> _Task instructions_
Quote the entries below word for word, from the first one through the line containing "matched-star-point — [738, 375, 749, 386]", including that line.

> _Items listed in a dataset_
============================================================
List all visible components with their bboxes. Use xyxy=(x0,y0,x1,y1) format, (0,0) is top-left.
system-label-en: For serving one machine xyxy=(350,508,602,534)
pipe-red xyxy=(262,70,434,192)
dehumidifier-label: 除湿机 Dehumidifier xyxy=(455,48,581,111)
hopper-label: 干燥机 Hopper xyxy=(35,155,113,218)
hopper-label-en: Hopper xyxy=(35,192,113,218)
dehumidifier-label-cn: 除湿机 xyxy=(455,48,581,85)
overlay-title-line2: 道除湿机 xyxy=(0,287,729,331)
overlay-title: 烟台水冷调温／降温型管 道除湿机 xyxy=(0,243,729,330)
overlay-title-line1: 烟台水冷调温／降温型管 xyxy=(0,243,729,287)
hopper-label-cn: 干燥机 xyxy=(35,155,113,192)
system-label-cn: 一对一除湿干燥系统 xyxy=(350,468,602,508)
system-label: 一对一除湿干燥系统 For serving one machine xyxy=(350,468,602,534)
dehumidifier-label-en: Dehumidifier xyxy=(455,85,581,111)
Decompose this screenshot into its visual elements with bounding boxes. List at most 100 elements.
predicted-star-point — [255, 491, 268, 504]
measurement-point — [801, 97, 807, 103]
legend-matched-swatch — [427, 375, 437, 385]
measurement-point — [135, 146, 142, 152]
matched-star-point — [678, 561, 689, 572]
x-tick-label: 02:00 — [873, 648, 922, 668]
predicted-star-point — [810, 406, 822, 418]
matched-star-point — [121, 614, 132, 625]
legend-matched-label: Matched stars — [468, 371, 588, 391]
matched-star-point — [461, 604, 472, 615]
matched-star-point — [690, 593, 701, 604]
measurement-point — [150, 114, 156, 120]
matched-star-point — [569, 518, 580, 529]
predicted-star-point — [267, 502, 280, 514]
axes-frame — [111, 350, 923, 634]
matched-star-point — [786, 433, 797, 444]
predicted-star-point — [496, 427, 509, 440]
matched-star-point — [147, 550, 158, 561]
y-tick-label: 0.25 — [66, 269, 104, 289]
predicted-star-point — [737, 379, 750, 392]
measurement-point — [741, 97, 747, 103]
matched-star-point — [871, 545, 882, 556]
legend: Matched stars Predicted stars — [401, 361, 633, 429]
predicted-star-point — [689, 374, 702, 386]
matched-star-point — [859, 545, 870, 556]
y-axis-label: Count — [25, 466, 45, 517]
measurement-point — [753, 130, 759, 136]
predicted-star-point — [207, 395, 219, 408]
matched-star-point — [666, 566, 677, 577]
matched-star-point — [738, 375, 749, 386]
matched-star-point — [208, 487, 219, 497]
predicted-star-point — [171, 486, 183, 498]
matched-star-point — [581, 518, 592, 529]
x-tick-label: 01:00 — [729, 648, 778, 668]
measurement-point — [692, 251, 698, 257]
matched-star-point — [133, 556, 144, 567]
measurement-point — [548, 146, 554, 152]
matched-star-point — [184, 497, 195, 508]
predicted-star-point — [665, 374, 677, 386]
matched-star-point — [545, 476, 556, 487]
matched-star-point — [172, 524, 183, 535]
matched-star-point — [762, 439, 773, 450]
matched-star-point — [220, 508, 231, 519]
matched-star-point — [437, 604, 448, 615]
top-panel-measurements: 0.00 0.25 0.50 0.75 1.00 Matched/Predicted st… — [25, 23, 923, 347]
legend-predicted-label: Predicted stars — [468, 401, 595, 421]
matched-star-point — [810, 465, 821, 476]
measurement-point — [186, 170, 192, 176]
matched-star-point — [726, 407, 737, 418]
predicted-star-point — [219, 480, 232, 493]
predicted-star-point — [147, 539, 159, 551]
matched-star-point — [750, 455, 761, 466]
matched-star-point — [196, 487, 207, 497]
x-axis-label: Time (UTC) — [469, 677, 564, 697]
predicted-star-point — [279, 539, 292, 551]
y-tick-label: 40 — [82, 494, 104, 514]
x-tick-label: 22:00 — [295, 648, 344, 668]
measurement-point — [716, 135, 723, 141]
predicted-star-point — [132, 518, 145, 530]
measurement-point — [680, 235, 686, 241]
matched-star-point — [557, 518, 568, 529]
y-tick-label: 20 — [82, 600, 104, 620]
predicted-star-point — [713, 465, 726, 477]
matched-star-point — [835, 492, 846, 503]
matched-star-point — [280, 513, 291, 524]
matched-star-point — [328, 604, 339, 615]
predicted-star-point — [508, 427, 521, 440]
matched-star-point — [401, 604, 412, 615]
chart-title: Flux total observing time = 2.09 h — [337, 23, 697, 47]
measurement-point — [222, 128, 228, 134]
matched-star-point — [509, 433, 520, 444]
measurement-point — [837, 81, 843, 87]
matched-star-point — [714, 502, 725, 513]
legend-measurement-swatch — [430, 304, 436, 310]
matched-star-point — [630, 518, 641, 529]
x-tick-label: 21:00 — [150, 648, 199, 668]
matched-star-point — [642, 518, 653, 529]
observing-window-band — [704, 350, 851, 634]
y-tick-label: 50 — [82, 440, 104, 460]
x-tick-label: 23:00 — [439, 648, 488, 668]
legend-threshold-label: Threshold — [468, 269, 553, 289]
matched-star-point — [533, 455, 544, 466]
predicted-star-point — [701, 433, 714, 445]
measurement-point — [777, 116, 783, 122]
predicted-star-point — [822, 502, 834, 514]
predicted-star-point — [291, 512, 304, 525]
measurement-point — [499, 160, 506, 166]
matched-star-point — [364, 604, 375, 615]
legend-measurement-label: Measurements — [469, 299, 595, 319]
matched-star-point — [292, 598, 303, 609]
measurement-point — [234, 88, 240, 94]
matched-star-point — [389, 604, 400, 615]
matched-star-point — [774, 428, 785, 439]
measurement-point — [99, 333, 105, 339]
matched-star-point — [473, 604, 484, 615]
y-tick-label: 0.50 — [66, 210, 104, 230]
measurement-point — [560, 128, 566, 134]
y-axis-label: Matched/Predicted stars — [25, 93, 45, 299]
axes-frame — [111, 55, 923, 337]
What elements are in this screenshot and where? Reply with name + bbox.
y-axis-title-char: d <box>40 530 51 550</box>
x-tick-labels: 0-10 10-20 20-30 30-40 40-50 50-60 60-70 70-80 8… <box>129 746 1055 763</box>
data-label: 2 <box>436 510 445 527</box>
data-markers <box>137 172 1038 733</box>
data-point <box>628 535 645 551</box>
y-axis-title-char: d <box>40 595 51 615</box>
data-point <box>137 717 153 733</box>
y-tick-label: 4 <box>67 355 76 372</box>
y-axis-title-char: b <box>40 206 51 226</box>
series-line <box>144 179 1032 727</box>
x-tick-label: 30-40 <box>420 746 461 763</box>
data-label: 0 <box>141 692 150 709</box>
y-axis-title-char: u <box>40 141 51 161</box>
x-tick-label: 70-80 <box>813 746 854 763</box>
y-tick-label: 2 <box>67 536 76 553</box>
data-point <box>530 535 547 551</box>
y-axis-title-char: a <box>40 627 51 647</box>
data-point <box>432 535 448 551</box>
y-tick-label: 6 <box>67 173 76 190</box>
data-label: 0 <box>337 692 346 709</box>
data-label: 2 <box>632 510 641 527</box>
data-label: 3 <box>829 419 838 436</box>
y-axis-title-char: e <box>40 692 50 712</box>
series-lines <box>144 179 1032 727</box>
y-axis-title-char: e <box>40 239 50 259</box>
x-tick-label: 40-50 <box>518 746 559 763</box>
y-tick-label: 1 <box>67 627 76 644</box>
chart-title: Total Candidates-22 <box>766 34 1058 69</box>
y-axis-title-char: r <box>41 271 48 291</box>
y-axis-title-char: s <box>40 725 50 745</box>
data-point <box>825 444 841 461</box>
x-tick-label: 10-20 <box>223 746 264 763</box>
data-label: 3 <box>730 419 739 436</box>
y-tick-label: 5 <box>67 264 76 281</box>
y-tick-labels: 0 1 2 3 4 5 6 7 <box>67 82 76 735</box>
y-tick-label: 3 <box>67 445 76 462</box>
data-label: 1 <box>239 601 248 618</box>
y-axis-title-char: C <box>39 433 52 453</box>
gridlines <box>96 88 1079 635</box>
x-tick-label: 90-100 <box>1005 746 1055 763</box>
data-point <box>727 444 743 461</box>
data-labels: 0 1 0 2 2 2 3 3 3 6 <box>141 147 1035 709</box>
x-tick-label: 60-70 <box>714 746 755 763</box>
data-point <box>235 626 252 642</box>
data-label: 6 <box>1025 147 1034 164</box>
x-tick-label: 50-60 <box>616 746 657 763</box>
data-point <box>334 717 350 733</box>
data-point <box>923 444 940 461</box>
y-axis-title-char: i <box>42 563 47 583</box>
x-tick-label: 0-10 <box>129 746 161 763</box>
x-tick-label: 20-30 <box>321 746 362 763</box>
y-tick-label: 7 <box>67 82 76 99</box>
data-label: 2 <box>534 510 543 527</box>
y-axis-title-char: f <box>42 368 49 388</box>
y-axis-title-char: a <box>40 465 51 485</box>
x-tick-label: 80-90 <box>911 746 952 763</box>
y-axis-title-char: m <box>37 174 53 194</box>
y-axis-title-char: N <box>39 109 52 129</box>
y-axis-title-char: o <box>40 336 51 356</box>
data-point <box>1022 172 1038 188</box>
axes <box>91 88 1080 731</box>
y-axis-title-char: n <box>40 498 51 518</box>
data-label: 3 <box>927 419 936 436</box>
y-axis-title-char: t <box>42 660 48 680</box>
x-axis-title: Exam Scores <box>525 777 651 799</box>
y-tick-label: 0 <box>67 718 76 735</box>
============================================================
> _Exercise solution_
List all visible components with their bboxes. Use xyxy=(x0,y0,x1,y1) format, (0,0) is top-left.
system-label-en: For serving one machine xyxy=(350,508,602,534)
pipe-red xyxy=(262,70,434,192)
dehumidifier-label: 除湿机 Dehumidifier xyxy=(455,48,581,111)
hopper-label: 干燥机 Hopper xyxy=(35,155,113,218)
hopper-label-en: Hopper xyxy=(35,192,113,218)
dehumidifier-label-cn: 除湿机 xyxy=(455,48,581,85)
overlay-title-line2: 道除湿机 xyxy=(0,287,729,331)
overlay-title: 烟台水冷调温／降温型管 道除湿机 xyxy=(0,243,729,330)
overlay-title-line1: 烟台水冷调温／降温型管 xyxy=(0,243,729,287)
hopper-label-cn: 干燥机 xyxy=(35,155,113,192)
system-label-cn: 一对一除湿干燥系统 xyxy=(350,468,602,508)
system-label: 一对一除湿干燥系统 For serving one machine xyxy=(350,468,602,534)
dehumidifier-label-en: Dehumidifier xyxy=(455,85,581,111)
Decompose this screenshot into its visual elements with bounding boxes. List at most 100 elements.
predicted-star-point — [255, 491, 268, 504]
measurement-point — [801, 97, 807, 103]
legend-matched-swatch — [427, 375, 437, 385]
measurement-point — [135, 146, 142, 152]
matched-star-point — [678, 561, 689, 572]
x-tick-label: 02:00 — [873, 648, 922, 668]
predicted-star-point — [810, 406, 822, 418]
matched-star-point — [121, 614, 132, 625]
legend-matched-label: Matched stars — [468, 371, 588, 391]
matched-star-point — [461, 604, 472, 615]
matched-star-point — [690, 593, 701, 604]
measurement-point — [150, 114, 156, 120]
matched-star-point — [569, 518, 580, 529]
predicted-star-point — [267, 502, 280, 514]
axes-frame — [111, 350, 923, 634]
matched-star-point — [786, 433, 797, 444]
predicted-star-point — [496, 427, 509, 440]
matched-star-point — [147, 550, 158, 561]
y-tick-label: 0.25 — [66, 269, 104, 289]
predicted-star-point — [737, 379, 750, 392]
measurement-point — [741, 97, 747, 103]
matched-star-point — [871, 545, 882, 556]
legend: Matched stars Predicted stars — [401, 361, 633, 429]
predicted-star-point — [689, 374, 702, 386]
matched-star-point — [859, 545, 870, 556]
y-axis-label: Count — [25, 466, 45, 517]
measurement-point — [753, 130, 759, 136]
predicted-star-point — [207, 395, 219, 408]
matched-star-point — [666, 566, 677, 577]
matched-star-point — [738, 375, 749, 386]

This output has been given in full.